Objective>
Tally up the lines carrying the string "边需教学" and respond with only the resulting number.

Given data>
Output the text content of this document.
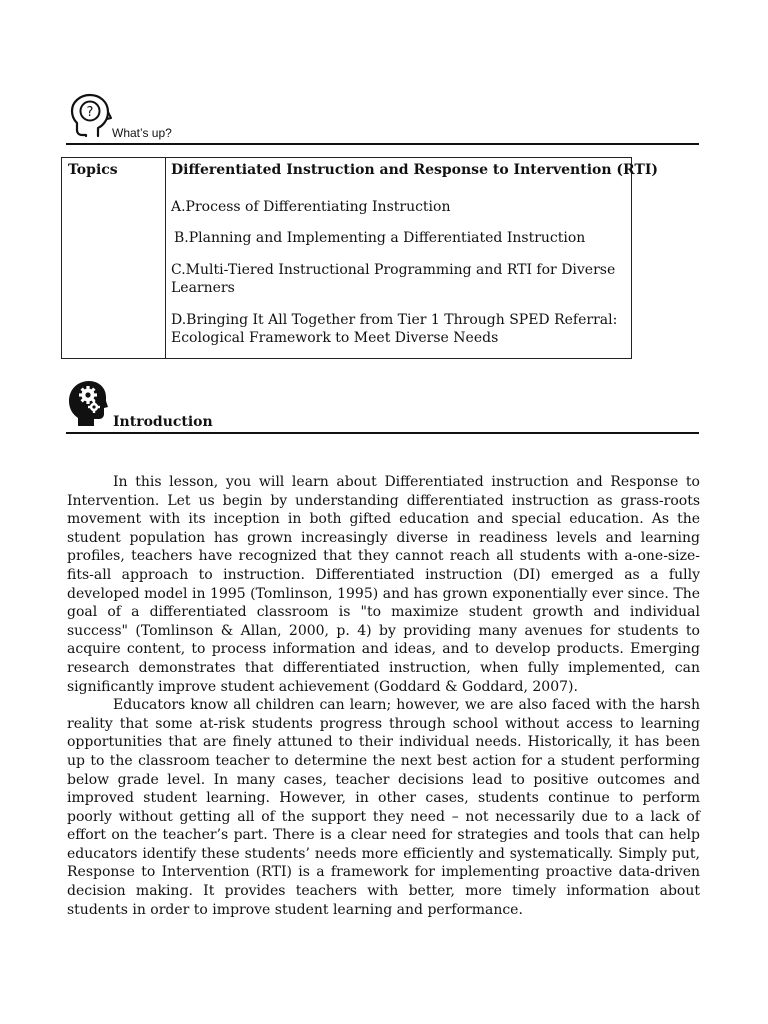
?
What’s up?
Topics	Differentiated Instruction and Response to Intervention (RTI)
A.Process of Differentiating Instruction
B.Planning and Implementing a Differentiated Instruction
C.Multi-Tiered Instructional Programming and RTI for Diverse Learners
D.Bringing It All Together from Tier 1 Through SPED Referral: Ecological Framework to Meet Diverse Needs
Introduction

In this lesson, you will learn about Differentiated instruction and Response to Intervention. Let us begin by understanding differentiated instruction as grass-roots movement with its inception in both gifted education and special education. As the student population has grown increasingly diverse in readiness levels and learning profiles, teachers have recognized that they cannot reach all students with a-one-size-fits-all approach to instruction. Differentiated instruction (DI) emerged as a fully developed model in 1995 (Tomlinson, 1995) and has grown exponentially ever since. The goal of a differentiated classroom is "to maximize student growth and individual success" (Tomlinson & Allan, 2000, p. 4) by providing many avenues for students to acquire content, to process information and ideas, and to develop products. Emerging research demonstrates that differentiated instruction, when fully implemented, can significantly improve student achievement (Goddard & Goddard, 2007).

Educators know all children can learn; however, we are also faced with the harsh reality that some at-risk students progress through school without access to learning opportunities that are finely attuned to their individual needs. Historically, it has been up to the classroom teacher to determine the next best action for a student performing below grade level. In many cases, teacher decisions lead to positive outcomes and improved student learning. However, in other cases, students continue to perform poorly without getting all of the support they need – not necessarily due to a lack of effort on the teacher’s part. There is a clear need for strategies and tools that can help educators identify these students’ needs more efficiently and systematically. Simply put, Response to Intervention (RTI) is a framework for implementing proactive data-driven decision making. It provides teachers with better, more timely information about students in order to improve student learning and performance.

==

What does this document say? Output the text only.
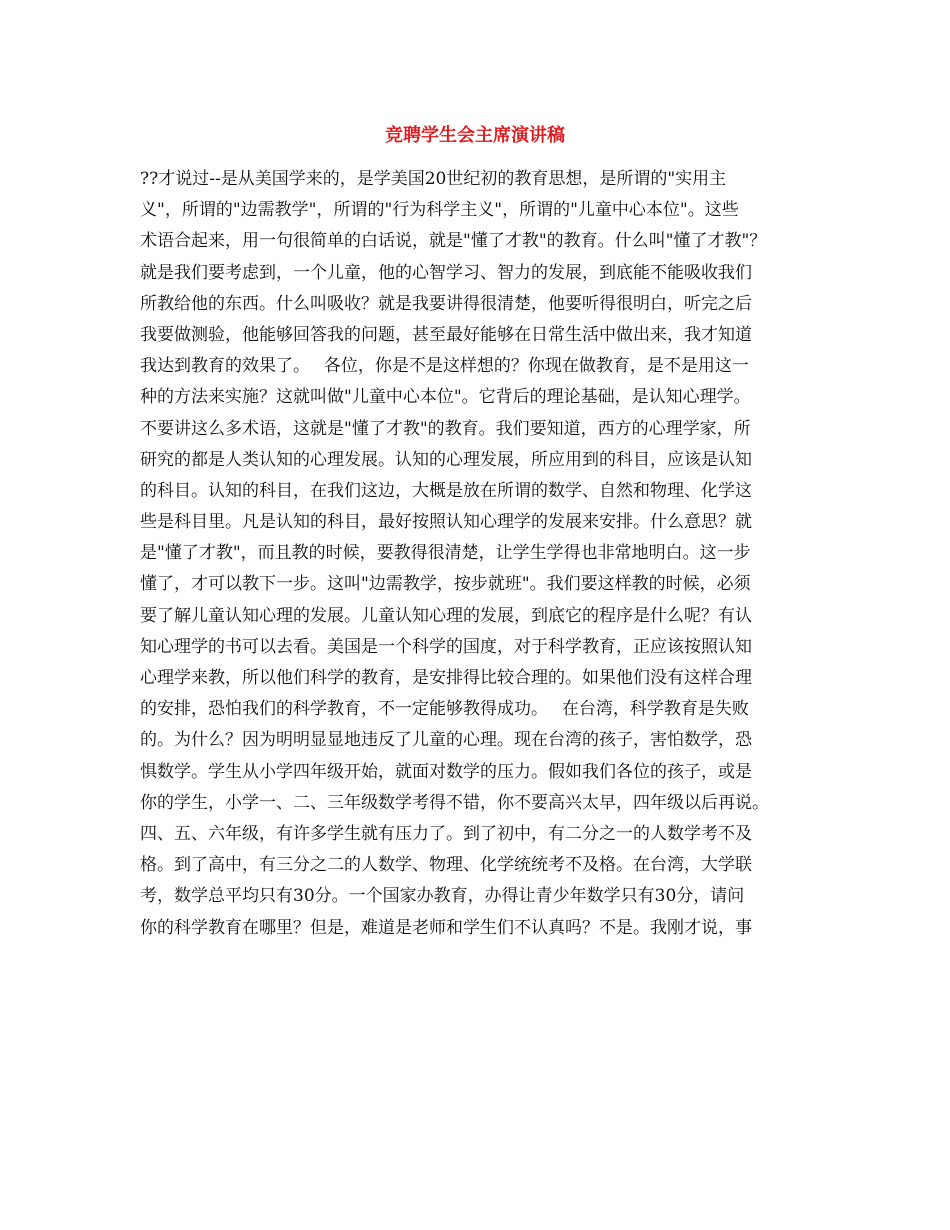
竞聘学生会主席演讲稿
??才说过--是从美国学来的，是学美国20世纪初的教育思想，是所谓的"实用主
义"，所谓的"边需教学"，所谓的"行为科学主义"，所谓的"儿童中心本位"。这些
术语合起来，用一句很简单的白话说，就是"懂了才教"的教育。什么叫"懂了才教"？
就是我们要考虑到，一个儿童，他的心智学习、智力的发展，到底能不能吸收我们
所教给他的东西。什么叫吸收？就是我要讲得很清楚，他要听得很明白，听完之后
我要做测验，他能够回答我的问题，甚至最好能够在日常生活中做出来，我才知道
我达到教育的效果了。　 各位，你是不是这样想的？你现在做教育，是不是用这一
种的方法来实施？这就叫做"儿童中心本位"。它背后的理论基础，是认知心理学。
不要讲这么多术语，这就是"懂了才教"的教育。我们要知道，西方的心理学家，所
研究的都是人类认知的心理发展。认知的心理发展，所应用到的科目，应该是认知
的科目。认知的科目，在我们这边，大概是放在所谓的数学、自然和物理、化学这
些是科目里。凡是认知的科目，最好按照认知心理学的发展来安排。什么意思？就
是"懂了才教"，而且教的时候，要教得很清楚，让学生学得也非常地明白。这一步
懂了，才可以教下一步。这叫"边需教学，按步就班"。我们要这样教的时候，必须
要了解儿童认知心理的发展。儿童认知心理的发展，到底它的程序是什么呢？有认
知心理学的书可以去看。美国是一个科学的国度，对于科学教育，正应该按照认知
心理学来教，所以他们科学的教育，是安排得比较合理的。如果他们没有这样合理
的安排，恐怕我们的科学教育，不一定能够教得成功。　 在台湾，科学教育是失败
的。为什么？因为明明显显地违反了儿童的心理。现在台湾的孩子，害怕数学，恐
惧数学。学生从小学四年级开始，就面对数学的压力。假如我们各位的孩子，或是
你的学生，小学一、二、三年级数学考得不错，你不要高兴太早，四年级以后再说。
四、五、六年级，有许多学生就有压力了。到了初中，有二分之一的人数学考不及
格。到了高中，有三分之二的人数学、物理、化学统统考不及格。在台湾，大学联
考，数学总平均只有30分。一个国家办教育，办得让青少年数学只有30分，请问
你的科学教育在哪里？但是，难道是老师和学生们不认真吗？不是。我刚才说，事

Answer to this problem>
2